Stated task: Count how many lines have the word "this" in them. Reply with that number by itself.

Records supplied:
_ _ _

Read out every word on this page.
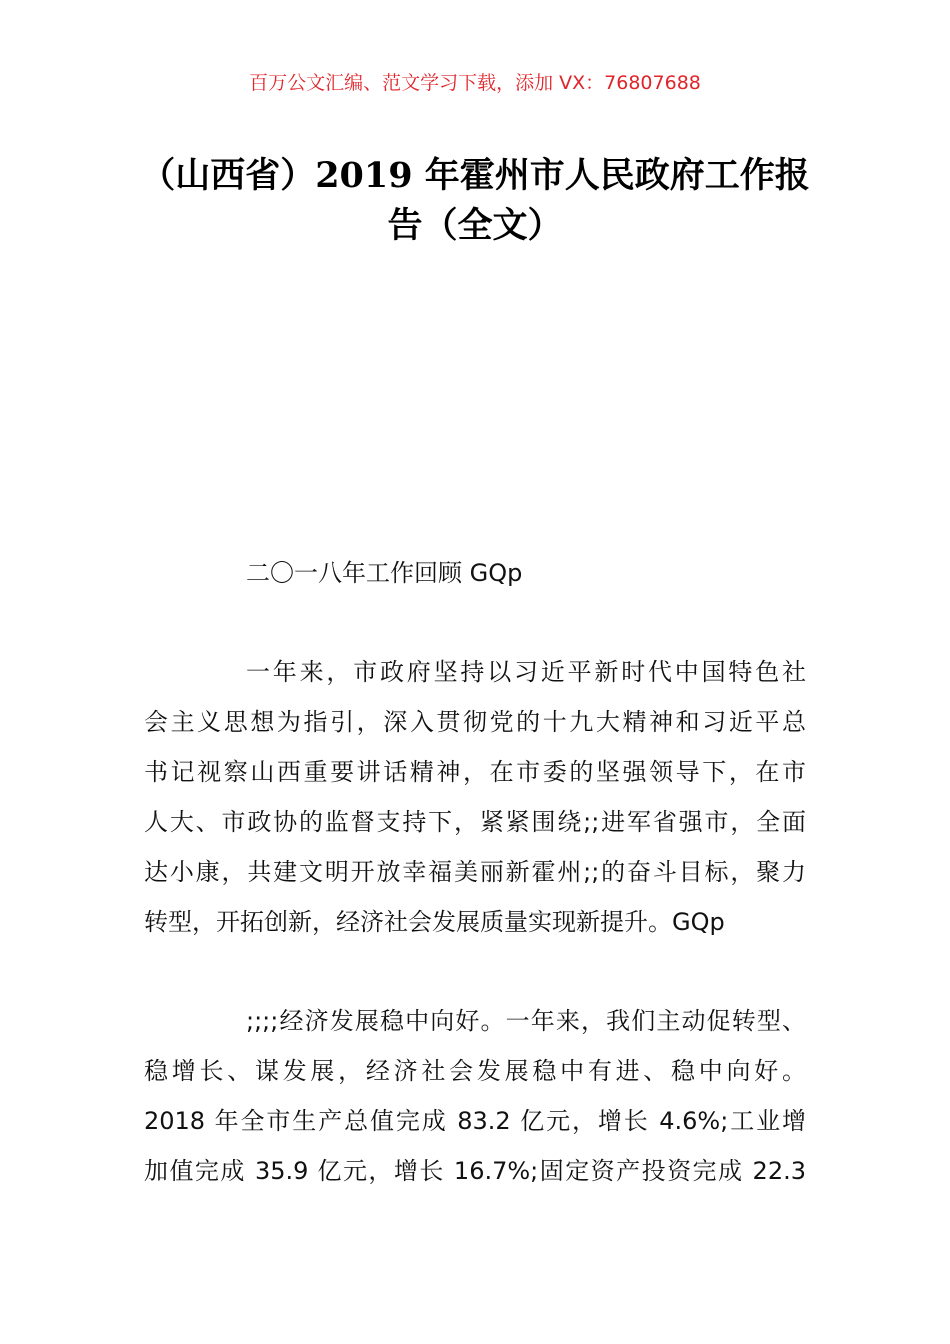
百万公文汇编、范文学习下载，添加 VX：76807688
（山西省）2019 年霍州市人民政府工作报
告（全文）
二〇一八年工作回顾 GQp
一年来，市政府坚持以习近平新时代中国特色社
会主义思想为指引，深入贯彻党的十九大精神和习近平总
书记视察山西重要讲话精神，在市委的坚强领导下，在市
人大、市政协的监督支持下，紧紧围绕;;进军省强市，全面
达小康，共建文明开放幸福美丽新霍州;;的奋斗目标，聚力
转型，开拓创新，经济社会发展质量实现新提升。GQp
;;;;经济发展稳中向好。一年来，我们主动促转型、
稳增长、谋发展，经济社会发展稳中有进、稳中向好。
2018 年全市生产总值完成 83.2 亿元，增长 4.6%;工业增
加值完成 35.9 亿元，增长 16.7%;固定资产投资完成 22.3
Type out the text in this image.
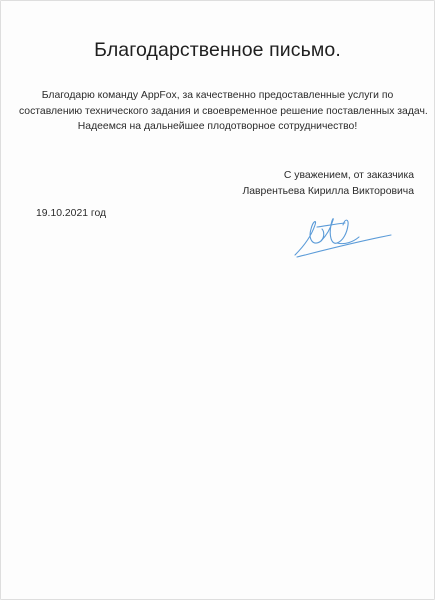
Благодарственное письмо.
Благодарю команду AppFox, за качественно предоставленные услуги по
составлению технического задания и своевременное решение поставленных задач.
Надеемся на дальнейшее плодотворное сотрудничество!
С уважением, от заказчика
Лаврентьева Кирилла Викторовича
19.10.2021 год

_ _ _

Output below: 2